* BEGIN Data section *

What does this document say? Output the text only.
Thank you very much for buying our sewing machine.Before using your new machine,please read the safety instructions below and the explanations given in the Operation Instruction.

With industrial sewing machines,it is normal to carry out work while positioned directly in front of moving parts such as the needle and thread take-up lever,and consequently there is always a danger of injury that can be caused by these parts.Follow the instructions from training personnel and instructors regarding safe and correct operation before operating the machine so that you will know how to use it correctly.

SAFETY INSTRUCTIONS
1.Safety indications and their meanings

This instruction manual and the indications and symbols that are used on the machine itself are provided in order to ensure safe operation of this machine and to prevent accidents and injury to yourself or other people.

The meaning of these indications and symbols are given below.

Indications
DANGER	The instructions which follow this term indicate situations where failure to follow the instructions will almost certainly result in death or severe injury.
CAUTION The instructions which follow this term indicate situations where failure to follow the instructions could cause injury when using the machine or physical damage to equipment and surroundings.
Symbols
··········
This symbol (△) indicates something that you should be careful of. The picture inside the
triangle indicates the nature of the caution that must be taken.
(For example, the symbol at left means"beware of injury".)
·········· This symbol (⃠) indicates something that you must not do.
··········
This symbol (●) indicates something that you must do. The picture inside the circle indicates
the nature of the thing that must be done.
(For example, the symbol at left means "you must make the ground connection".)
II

* END Data section *

▶ **Aim of the task**
Search the data for "means". Copy every line that has it.

▶ **Reply**
(For example, the symbol at left means"beware of injury".)
(For example, the symbol at left means "you must make the ground connection".)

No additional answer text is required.